## Task directions
Drop all images and give the records again exactly.

## Input rows

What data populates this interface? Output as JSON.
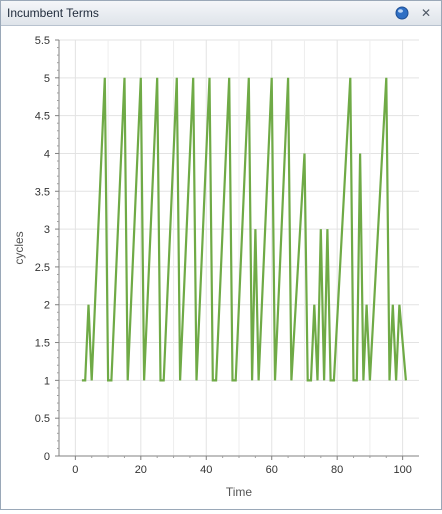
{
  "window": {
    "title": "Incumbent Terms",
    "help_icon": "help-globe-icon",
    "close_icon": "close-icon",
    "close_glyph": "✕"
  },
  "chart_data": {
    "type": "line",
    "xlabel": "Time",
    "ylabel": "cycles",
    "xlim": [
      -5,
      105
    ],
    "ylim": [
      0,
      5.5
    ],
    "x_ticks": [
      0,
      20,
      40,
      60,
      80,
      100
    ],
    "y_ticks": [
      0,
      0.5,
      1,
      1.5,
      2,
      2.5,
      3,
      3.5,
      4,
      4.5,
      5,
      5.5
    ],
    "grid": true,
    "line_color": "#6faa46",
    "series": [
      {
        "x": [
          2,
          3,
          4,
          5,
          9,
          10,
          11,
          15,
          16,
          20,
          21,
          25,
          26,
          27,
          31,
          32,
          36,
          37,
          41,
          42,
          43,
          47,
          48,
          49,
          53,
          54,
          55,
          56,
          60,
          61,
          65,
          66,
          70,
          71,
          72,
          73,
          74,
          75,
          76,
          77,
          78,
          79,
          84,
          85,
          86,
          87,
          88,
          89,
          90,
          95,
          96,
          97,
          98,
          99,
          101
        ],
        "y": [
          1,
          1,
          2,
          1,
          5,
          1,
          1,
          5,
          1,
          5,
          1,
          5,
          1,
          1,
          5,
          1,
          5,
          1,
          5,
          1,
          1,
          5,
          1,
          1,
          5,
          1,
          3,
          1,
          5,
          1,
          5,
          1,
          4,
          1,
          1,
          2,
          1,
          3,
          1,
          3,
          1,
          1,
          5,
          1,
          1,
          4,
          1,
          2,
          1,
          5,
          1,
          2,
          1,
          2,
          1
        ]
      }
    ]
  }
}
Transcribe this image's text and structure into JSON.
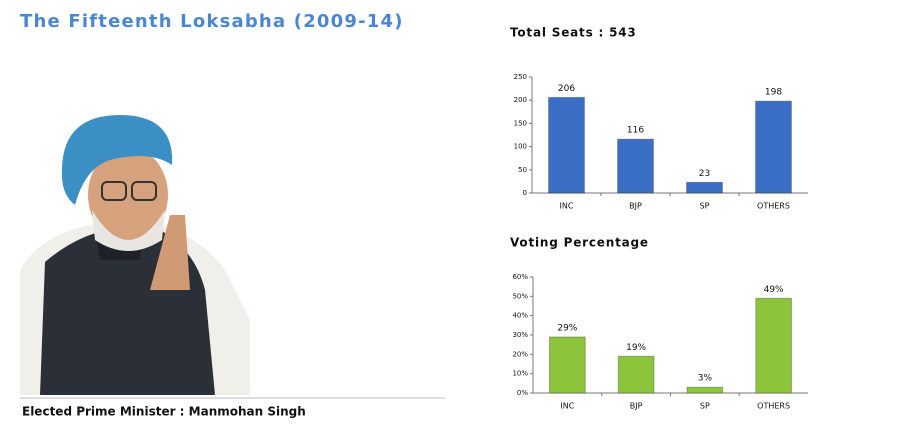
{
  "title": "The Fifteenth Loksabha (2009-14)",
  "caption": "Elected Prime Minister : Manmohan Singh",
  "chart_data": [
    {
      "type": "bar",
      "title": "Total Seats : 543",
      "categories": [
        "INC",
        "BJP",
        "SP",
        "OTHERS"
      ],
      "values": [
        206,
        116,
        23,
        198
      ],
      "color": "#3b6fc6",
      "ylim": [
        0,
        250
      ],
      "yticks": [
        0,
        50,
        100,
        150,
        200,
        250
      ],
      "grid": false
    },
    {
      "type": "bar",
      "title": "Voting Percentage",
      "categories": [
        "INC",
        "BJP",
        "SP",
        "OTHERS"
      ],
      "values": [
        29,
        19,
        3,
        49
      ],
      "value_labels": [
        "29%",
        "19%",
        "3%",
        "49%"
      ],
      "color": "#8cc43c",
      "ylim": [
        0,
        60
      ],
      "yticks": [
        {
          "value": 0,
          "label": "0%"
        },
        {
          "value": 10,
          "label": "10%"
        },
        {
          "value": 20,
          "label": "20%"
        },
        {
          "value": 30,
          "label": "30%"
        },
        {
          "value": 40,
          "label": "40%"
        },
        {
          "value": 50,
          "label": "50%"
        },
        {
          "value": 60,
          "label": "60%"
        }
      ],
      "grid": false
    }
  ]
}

## Exercise answer
What data populates this interface? Output as JSON.
{
  "window": {
    "title": "Incumbent Terms",
    "help_icon": "help-globe-icon",
    "close_icon": "close-icon",
    "close_glyph": "✕"
  },
  "chart_data": {
    "type": "line",
    "xlabel": "Time",
    "ylabel": "cycles",
    "xlim": [
      -5,
      105
    ],
    "ylim": [
      0,
      5.5
    ],
    "x_ticks": [
      0,
      20,
      40,
      60,
      80,
      100
    ],
    "y_ticks": [
      0,
      0.5,
      1,
      1.5,
      2,
      2.5,
      3,
      3.5,
      4,
      4.5,
      5,
      5.5
    ],
    "grid": true,
    "line_color": "#6faa46",
    "series": [
      {
        "x": [
          2,
          3,
          4,
          5,
          9,
          10,
          11,
          15,
          16,
          20,
          21,
          25,
          26,
          27,
          31,
          32,
          36,
          37,
          41,
          42,
          43,
          47,
          48,
          49,
          53,
          54,
          55,
          56,
          60,
          61,
          65,
          66,
          70,
          71,
          72,
          73,
          74,
          75,
          76,
          77,
          78,
          79,
          84,
          85,
          86,
          87,
          88,
          89,
          90,
          95,
          96,
          97,
          98,
          99,
          101
        ],
        "y": [
          1,
          1,
          2,
          1,
          5,
          1,
          1,
          5,
          1,
          5,
          1,
          5,
          1,
          1,
          5,
          1,
          5,
          1,
          5,
          1,
          1,
          5,
          1,
          1,
          5,
          1,
          3,
          1,
          5,
          1,
          5,
          1,
          4,
          1,
          1,
          2,
          1,
          3,
          1,
          3,
          1,
          1,
          5,
          1,
          1,
          4,
          1,
          2,
          1,
          5,
          1,
          2,
          1,
          2,
          1
        ]
      }
    ]
  }
}
Transcribe this image's text and structure into JSON.
{
  "title": "The Fifteenth Loksabha (2009-14)",
  "caption": "Elected Prime Minister : Manmohan Singh",
  "chart_data": [
    {
      "type": "bar",
      "title": "Total Seats : 543",
      "categories": [
        "INC",
        "BJP",
        "SP",
        "OTHERS"
      ],
      "values": [
        206,
        116,
        23,
        198
      ],
      "color": "#3b6fc6",
      "ylim": [
        0,
        250
      ],
      "yticks": [
        0,
        50,
        100,
        150,
        200,
        250
      ],
      "grid": false
    },
    {
      "type": "bar",
      "title": "Voting Percentage",
      "categories": [
        "INC",
        "BJP",
        "SP",
        "OTHERS"
      ],
      "values": [
        29,
        19,
        3,
        49
      ],
      "value_labels": [
        "29%",
        "19%",
        "3%",
        "49%"
      ],
      "color": "#8cc43c",
      "ylim": [
        0,
        60
      ],
      "yticks": [
        {
          "value": 0,
          "label": "0%"
        },
        {
          "value": 10,
          "label": "10%"
        },
        {
          "value": 20,
          "label": "20%"
        },
        {
          "value": 30,
          "label": "30%"
        },
        {
          "value": 40,
          "label": "40%"
        },
        {
          "value": 50,
          "label": "50%"
        },
        {
          "value": 60,
          "label": "60%"
        }
      ],
      "grid": false
    }
  ]
}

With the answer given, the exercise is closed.